## BRIEF
Look through the listing and locate every line containing the word "поставку"; copy those lines.

## DATA ENTRIES
⟨

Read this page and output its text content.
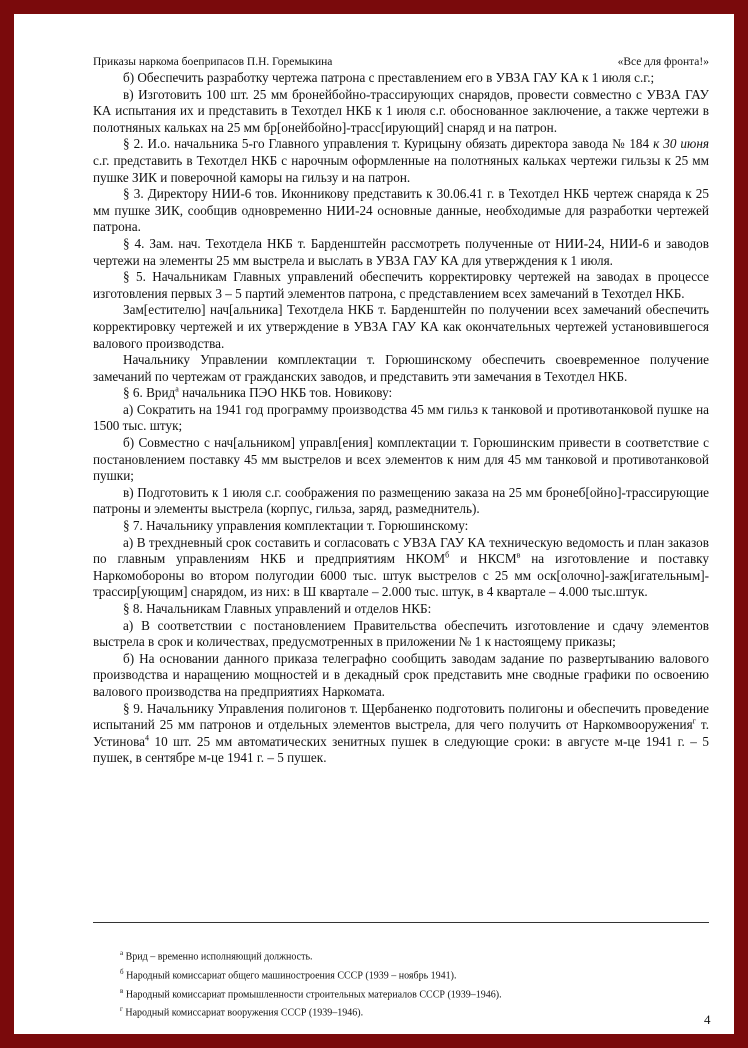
Приказы наркома боеприпасов П.Н. Горемыкина	«Все для фронта!»

б) Обеспечить разработку чертежа патрона с преставлением его в УВЗА ГАУ КА к 1 июля с.г.;

в) Изготовить 100 шт. 25 мм бронейбойно-трассирующих снарядов, провести совместно с УВЗА ГАУ КА испытания их и представить в Техотдел НКБ к 1 июля с.г. обоснованное заключение, а также чертежи в полотняных кальках на 25 мм бр[онейбойно]-трасс[ирующий] снаряд и на патрон.

§ 2. И.о. начальника 5-го Главного управления т. Курицыну обязать директора завода № 184 к 30 июня с.г. представить в Техотдел НКБ с нарочным оформленные на полотняных кальках чертежи гильзы к 25 мм пушке ЗИК и поверочной каморы на гильзу и на патрон.

§ 3. Директору НИИ-6 тов. Иконникову представить к 30.06.41 г. в Техотдел НКБ чертеж снаряда к 25 мм пушке ЗИК, сообщив одновременно НИИ-24 основные данные, необходимые для разработки чертежей патрона.

§ 4. Зам. нач. Техотдела НКБ т. Барденштейн рассмотреть полученные от НИИ-24, НИИ-6 и заводов чертежи на элементы 25 мм выстрела и выслать в УВЗА ГАУ КА для утверждения к 1 июля.

§ 5. Начальникам Главных управлений обеспечить корректировку чертежей на заводах в процессе изготовления первых 3 – 5 партий элементов патрона, с представлением всех замечаний в Техотдел НКБ.

Зам[естителю] нач[альника] Техотдела НКБ т. Барденштейн по получении всех замечаний обеспечить корректировку чертежей и их утверждение в УВЗА ГАУ КА как окончательных чертежей установившегося валового производства.

Начальнику Управлении комплектации т. Горюшинскому обеспечить своевременное получение замечаний по чертежам от гражданских заводов, и представить эти замечания в Техотдел НКБ.

§ 6. Врид$^а$ начальника ПЭО НКБ тов. Новикову:

а) Сократить на 1941 год программу производства 45 мм гильз к танковой и противотанковой пушке на 1500 тыс. штук;

б) Совместно с нач[альником] управл[ения] комплектации т. Горюшинским привести в соответствие с постановлением поставку 45 мм выстрелов и всех элементов к ним для 45 мм танковой и противотанковой пушки;

в) Подготовить к 1 июля с.г. соображения по размещению заказа на 25 мм бронеб[ойно]-трассирующие патроны и элементы выстрела (корпус, гильза, заряд, размеднитель).

§ 7. Начальнику управления комплектации т. Горюшинскому:

а) В трехдневный срок составить и согласовать с УВЗА ГАУ КА техническую ведомость и план заказов по главным управлениям НКБ и предприятиям $НКОМ^б$ и $НКСМ^в$ на изготовление и поставку Наркомобороны во втором полугодии 6000 тыс. штук выстрелов с 25 мм оск[олочно]-заж[игательным]-трассир[ующим] снарядом, из них: в Ш квартале – 2.000 тыс. штук, в 4 квартале – 4.000 тыс.штук.

§ 8. Начальникам Главных управлений и отделов НКБ:

а) В соответствии с постановлением Правительства обеспечить изготовление и сдачу элементов выстрела в срок и количествах, предусмотренных в приложении № 1 к настоящему приказы;

б) На основании данного приказа телеграфно сообщить заводам задание по развертыванию валового производства и наращению мощностей и в декадный срок представить мне сводные графики по освоению валового производства на предприятиях Наркомата.

§ 9. Начальнику Управления полигонов т. Щербаненко подготовить полигоны и обеспечить проведение испытаний 25 мм патронов и отдельных элементов выстрела, для чего получить от Наркомвооружения$^г$ т. Устинова$^4$ 10 шт. 25 мм автоматических зенитных пушек в следующие сроки: в августе м-це 1941 г. – 5 пушек, в сентябре м-це 1941 г. – 5 пушек.

$^а$ Врид – временно исполняющий должность.
$^б$ Народный комиссариат общего машиностроения СССР (1939 – ноябрь 1941).
$^в$ Народный комиссариат промышленности строительных материалов СССР (1939–1946).
$^г$ Народный комиссариат вооружения СССР (1939–1946).	4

⟩

## EXERCISE OUTPUT
б) Совместно с нач[альником] управл[ения] комплектации т. Горюшинским привести в соответствие с постановлением поставку 45 мм выстрелов и всех элементов к ним для 45 мм танковой и противотанковой пушки;
а) В трехдневный срок составить и согласовать с УВЗА ГАУ КА техническую ведомость и план заказов по главным управлениям НКБ и предприятиям $НКОМ^б$ и $НКСМ^в$ на изготовление и поставку Наркомобороны во втором полугодии 6000 тыс. штук выстрелов с 25 мм оск[олочно]-заж[игательным]-трассир[ующим] снарядом, из них: в Ш квартале – 2.000 тыс. штук, в 4 квартале – 4.000 тыс.штук.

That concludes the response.